### Information shown

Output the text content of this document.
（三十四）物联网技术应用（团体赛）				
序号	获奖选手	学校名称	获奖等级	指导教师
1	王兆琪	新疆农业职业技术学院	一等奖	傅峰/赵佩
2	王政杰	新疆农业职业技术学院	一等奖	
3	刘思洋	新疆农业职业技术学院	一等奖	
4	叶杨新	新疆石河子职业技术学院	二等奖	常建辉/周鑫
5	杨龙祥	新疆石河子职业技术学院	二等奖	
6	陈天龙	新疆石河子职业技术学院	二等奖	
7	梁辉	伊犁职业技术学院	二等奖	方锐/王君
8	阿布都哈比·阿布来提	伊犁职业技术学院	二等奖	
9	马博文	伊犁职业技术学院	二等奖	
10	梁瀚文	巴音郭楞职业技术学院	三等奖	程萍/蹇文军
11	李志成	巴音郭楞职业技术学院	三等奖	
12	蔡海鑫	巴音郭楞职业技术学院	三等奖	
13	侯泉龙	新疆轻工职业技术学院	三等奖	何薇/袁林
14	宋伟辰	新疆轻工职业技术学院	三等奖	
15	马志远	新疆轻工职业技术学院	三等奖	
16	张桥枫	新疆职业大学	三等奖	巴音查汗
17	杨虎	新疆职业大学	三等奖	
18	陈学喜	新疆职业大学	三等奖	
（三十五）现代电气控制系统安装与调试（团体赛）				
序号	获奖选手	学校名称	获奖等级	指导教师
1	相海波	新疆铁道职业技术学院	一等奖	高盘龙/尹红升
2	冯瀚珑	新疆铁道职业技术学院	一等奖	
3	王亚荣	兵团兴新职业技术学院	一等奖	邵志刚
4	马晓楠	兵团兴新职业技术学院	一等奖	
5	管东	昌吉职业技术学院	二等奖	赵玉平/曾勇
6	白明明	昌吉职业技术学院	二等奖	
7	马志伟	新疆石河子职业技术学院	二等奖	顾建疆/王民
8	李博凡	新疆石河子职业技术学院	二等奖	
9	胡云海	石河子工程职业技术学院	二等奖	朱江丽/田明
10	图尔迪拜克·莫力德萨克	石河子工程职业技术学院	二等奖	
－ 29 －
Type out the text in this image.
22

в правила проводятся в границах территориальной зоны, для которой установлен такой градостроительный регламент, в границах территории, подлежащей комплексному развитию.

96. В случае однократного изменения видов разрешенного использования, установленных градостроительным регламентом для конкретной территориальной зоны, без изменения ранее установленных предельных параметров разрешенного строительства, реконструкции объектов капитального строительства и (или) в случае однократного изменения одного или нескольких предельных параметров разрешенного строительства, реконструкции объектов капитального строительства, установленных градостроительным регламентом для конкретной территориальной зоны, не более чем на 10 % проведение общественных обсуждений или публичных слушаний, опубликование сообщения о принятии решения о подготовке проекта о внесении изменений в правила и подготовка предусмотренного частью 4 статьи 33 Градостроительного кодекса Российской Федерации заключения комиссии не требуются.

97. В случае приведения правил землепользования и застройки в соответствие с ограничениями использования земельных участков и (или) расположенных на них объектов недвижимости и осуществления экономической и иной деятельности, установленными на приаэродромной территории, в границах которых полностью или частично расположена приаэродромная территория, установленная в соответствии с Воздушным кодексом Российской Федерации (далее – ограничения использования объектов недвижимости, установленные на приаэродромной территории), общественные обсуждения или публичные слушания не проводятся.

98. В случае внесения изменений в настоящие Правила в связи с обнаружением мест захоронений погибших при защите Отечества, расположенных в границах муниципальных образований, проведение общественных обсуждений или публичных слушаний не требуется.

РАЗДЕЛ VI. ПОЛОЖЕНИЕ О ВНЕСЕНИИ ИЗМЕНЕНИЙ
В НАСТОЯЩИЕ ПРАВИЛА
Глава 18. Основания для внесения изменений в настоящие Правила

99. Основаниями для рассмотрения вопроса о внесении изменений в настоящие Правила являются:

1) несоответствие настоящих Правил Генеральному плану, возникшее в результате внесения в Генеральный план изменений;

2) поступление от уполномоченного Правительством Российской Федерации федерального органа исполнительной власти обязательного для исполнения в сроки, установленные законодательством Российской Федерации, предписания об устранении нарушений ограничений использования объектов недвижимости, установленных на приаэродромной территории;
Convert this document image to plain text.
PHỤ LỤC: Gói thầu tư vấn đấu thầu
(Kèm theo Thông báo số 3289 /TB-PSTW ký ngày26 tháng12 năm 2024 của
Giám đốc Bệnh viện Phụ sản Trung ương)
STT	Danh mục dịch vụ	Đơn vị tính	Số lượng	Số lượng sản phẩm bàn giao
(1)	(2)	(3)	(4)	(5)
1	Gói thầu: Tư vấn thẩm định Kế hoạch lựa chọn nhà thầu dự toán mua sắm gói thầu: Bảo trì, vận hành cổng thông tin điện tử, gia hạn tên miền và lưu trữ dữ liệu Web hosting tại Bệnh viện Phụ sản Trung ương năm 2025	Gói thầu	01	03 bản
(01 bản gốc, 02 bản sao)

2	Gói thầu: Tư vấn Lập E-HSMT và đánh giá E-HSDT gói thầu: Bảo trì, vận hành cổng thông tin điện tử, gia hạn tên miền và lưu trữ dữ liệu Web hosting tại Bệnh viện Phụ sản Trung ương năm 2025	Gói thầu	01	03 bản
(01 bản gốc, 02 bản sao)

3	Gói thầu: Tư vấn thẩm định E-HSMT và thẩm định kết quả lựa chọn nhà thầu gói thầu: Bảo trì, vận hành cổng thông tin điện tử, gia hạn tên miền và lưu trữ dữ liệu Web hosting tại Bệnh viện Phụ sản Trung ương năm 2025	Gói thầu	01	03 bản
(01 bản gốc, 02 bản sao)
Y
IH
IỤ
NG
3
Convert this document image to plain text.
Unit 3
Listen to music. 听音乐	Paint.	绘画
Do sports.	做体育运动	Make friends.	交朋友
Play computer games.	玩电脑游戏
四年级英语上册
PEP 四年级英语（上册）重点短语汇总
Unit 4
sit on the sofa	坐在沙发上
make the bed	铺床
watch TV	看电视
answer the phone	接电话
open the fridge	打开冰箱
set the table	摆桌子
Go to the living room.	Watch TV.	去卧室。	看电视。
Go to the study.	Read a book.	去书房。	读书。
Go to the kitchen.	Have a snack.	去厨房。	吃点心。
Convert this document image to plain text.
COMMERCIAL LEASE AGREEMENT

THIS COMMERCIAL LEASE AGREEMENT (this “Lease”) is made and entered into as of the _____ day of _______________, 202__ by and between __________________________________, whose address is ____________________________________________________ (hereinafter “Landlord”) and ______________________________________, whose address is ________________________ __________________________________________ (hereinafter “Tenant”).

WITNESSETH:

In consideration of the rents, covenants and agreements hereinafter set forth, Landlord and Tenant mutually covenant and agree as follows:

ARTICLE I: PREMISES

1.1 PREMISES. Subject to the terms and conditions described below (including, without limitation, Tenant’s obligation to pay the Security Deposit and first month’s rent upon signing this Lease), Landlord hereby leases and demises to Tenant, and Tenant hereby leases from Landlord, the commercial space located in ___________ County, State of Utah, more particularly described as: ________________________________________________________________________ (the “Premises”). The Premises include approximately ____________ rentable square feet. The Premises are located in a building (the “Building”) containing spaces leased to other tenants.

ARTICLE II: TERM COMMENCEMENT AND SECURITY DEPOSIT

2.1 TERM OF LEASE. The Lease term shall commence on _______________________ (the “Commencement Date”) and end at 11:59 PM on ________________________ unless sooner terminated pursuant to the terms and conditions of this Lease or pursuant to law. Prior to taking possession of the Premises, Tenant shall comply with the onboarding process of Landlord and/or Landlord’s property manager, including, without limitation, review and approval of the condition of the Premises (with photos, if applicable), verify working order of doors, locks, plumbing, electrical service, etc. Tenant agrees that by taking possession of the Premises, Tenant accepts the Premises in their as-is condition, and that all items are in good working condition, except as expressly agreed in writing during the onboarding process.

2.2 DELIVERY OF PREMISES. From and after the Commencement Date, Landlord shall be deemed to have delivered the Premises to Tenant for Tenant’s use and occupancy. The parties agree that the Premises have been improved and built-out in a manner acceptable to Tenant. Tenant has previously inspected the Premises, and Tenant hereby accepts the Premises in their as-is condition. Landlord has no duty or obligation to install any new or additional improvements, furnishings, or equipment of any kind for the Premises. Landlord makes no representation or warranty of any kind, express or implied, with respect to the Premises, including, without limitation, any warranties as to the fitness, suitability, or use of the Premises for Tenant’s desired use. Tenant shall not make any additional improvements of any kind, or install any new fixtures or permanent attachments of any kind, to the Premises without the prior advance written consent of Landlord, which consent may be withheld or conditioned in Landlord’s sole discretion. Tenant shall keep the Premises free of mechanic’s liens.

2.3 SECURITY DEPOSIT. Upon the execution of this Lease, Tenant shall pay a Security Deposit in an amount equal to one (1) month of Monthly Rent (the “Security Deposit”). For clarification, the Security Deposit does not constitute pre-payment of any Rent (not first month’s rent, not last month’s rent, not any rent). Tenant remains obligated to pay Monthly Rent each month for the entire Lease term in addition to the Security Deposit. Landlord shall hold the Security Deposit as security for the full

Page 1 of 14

######

The task: Find each line holding the string "viện" and copy it out.

Answer to this task:
Giám đốc Bệnh viện Phụ sản Trung ương)
1	Gói thầu: Tư vấn thẩm định Kế hoạch lựa chọn nhà thầu dự toán mua sắm gói thầu: Bảo trì, vận hành cổng thông tin điện tử, gia hạn tên miền và lưu trữ dữ liệu Web hosting tại Bệnh viện Phụ sản Trung ương năm 2025	Gói thầu	01	03 bản
2	Gói thầu: Tư vấn Lập E-HSMT và đánh giá E-HSDT gói thầu: Bảo trì, vận hành cổng thông tin điện tử, gia hạn tên miền và lưu trữ dữ liệu Web hosting tại Bệnh viện Phụ sản Trung ương năm 2025	Gói thầu	01	03 bản
3	Gói thầu: Tư vấn thẩm định E-HSMT và thẩm định kết quả lựa chọn nhà thầu gói thầu: Bảo trì, vận hành cổng thông tin điện tử, gia hạn tên miền và lưu trữ dữ liệu Web hosting tại Bệnh viện Phụ sản Trung ương năm 2025	Gói thầu	01	03 bản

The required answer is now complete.